** Data extract **
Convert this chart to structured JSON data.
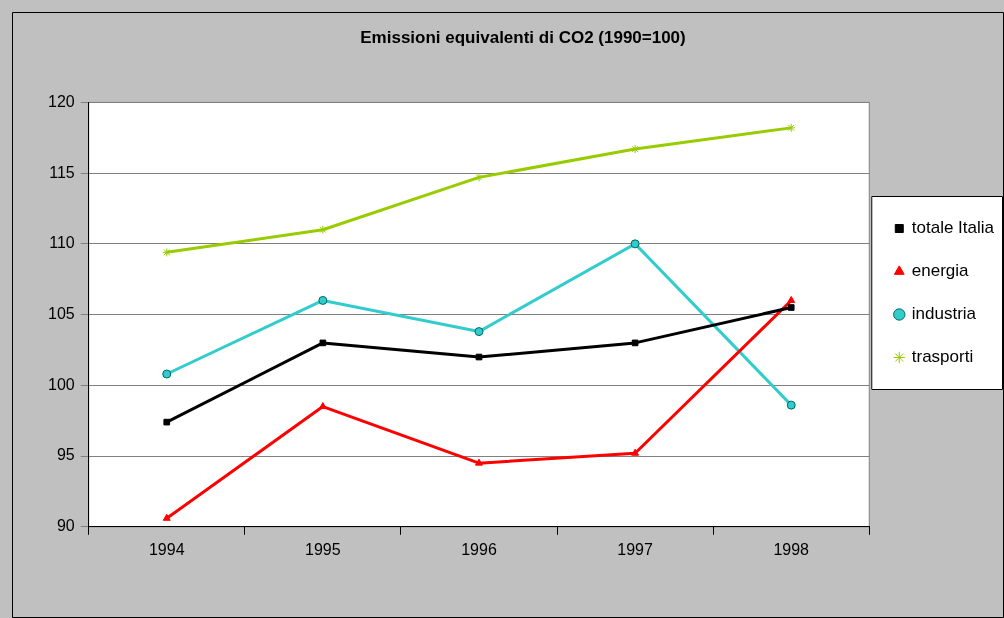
{
  "chart_data": {
    "type": "line",
    "title": "Emissioni equivalenti di CO2 (1990=100)",
    "categories": [
      "1994",
      "1995",
      "1996",
      "1997",
      "1998"
    ],
    "series": [
      {
        "name": "totale Italia",
        "color": "#000000",
        "marker": "square",
        "values": [
          97.4,
          103.0,
          102.0,
          103.0,
          105.5
        ]
      },
      {
        "name": "energia",
        "color": "#ff0000",
        "marker": "triangle",
        "values": [
          90.6,
          98.5,
          94.5,
          95.2,
          106.0
        ]
      },
      {
        "name": "industria",
        "color": "#33cccc",
        "marker": "circle",
        "values": [
          100.8,
          106.0,
          103.8,
          110.0,
          98.6
        ]
      },
      {
        "name": "trasporti",
        "color": "#99cc00",
        "marker": "cross",
        "values": [
          109.4,
          111.0,
          114.7,
          116.7,
          118.2
        ]
      }
    ],
    "ylim": [
      90,
      120
    ],
    "yticks": [
      90,
      95,
      100,
      105,
      110,
      115,
      120
    ],
    "grid": "y",
    "legend": "right",
    "line_style": "solid"
  }
}
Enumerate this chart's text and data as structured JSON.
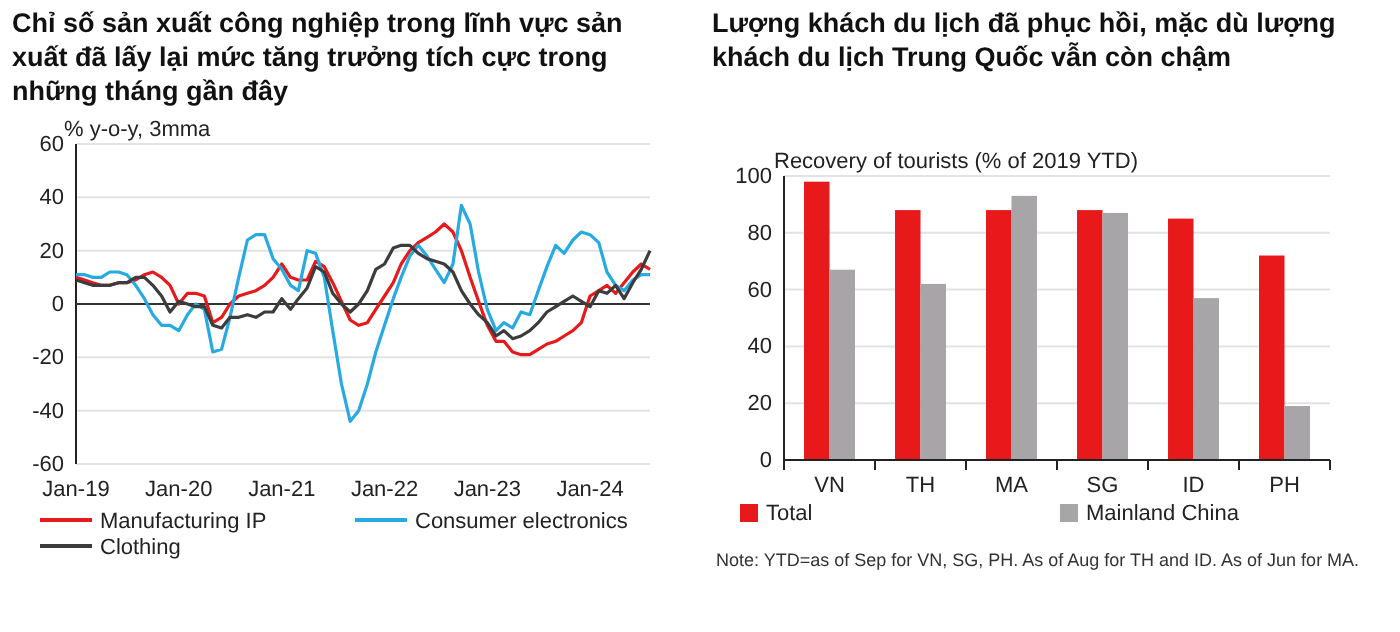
{
  "chart_data": [
    {
      "type": "line",
      "title": "Chỉ số sản xuất công nghiệp trong lĩnh vực sản xuất đã lấy lại mức tăng trưởng tích cực trong những tháng gần đây",
      "ylabel": "% y-o-y, 3mma",
      "x": [
        "2019-01",
        "2019-02",
        "2019-03",
        "2019-04",
        "2019-05",
        "2019-06",
        "2019-07",
        "2019-08",
        "2019-09",
        "2019-10",
        "2019-11",
        "2019-12",
        "2020-01",
        "2020-02",
        "2020-03",
        "2020-04",
        "2020-05",
        "2020-06",
        "2020-07",
        "2020-08",
        "2020-09",
        "2020-10",
        "2020-11",
        "2020-12",
        "2021-01",
        "2021-02",
        "2021-03",
        "2021-04",
        "2021-05",
        "2021-06",
        "2021-07",
        "2021-08",
        "2021-09",
        "2021-10",
        "2021-11",
        "2021-12",
        "2022-01",
        "2022-02",
        "2022-03",
        "2022-04",
        "2022-05",
        "2022-06",
        "2022-07",
        "2022-08",
        "2022-09",
        "2022-10",
        "2022-11",
        "2022-12",
        "2023-01",
        "2023-02",
        "2023-03",
        "2023-04",
        "2023-05",
        "2023-06",
        "2023-07",
        "2023-08",
        "2023-09",
        "2023-10",
        "2023-11",
        "2023-12",
        "2024-01",
        "2024-02",
        "2024-03",
        "2024-04",
        "2024-05",
        "2024-06",
        "2024-07",
        "2024-08"
      ],
      "series": [
        {
          "name": "Manufacturing IP",
          "color": "#e8191b",
          "values": [
            10,
            9,
            8,
            7,
            7,
            8,
            8,
            9,
            11,
            12,
            10,
            7,
            0,
            4,
            4,
            3,
            -7,
            -5,
            0,
            3,
            4,
            5,
            7,
            10,
            15,
            10,
            9,
            9,
            16,
            14,
            8,
            1,
            -6,
            -8,
            -7,
            -2,
            3,
            8,
            15,
            20,
            23,
            25,
            27,
            30,
            27,
            20,
            10,
            1,
            -8,
            -14,
            -14,
            -18,
            -19,
            -19,
            -17,
            -15,
            -14,
            -12,
            -10,
            -7,
            3,
            5,
            7,
            4,
            8,
            12,
            15,
            13
          ]
        },
        {
          "name": "Consumer electronics",
          "color": "#27aae1",
          "values": [
            11,
            11,
            10,
            10,
            12,
            12,
            11,
            7,
            2,
            -4,
            -8,
            -8,
            -10,
            -4,
            0,
            -2,
            -18,
            -17,
            -5,
            10,
            24,
            26,
            26,
            17,
            13,
            7,
            5,
            20,
            19,
            10,
            -10,
            -30,
            -44,
            -40,
            -30,
            -18,
            -8,
            2,
            10,
            18,
            22,
            18,
            13,
            8,
            15,
            37,
            30,
            12,
            -2,
            -10,
            -7,
            -9,
            -3,
            -4,
            5,
            14,
            22,
            19,
            24,
            27,
            26,
            23,
            12,
            7,
            5,
            9,
            11,
            11
          ]
        },
        {
          "name": "Clothing",
          "color": "#3c3c3c",
          "values": [
            9,
            8,
            7,
            7,
            7,
            8,
            8,
            10,
            10,
            7,
            3,
            -3,
            1,
            0,
            -1,
            -1,
            -8,
            -9,
            -5,
            -5,
            -4,
            -5,
            -3,
            -3,
            2,
            -2,
            2,
            6,
            14,
            12,
            4,
            0,
            -3,
            0,
            5,
            13,
            15,
            21,
            22,
            22,
            19,
            17,
            16,
            15,
            12,
            5,
            0,
            -4,
            -7,
            -12,
            -10,
            -13,
            -12,
            -10,
            -7,
            -3,
            -1,
            1,
            3,
            1,
            -1,
            5,
            4,
            7,
            2,
            8,
            13,
            20
          ]
        }
      ],
      "xlim": [
        "2019-01",
        "2024-08"
      ],
      "xticks": [
        {
          "value": "2019-01",
          "label": "Jan-19"
        },
        {
          "value": "2020-01",
          "label": "Jan-20"
        },
        {
          "value": "2021-01",
          "label": "Jan-21"
        },
        {
          "value": "2022-01",
          "label": "Jan-22"
        },
        {
          "value": "2023-01",
          "label": "Jan-23"
        },
        {
          "value": "2024-01",
          "label": "Jan-24"
        }
      ],
      "ylim": [
        -60,
        60
      ],
      "yticks": [
        -60,
        -40,
        -20,
        0,
        20,
        40,
        60
      ],
      "grid": "y",
      "legend": "bottom",
      "line_style": "solid"
    },
    {
      "type": "bar",
      "title": "Lượng khách du lịch đã phục hồi, mặc dù lượng khách du lịch Trung Quốc vẫn còn chậm",
      "ylabel": "Recovery of tourists (% of 2019 YTD)",
      "categories": [
        "VN",
        "TH",
        "MA",
        "SG",
        "ID",
        "PH"
      ],
      "series": [
        {
          "name": "Total",
          "color": "#e8191b",
          "values": [
            98,
            88,
            88,
            88,
            85,
            72
          ]
        },
        {
          "name": "Mainland China",
          "color": "#a7a5a8",
          "values": [
            67,
            62,
            93,
            87,
            57,
            19
          ]
        }
      ],
      "ylim": [
        0,
        100
      ],
      "yticks": [
        0,
        20,
        40,
        60,
        80,
        100
      ],
      "grid": "y",
      "legend": "bottom",
      "annotations": [
        "Note: YTD=as of Sep for VN, SG, PH. As of Aug for TH and ID. As of Jun for MA."
      ]
    }
  ]
}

** What the exercise asks **
Search the lines above for the string "color", then show every one that has it.

** Answer to this task **
        "color": "#000000",
        "color": "#ff0000",
        "color": "#33cccc",
        "color": "#99cc00",
          "color": "#e8191b",
          "color": "#27aae1",
          "color": "#3c3c3c",
          "color": "#e8191b",
          "color": "#a7a5a8",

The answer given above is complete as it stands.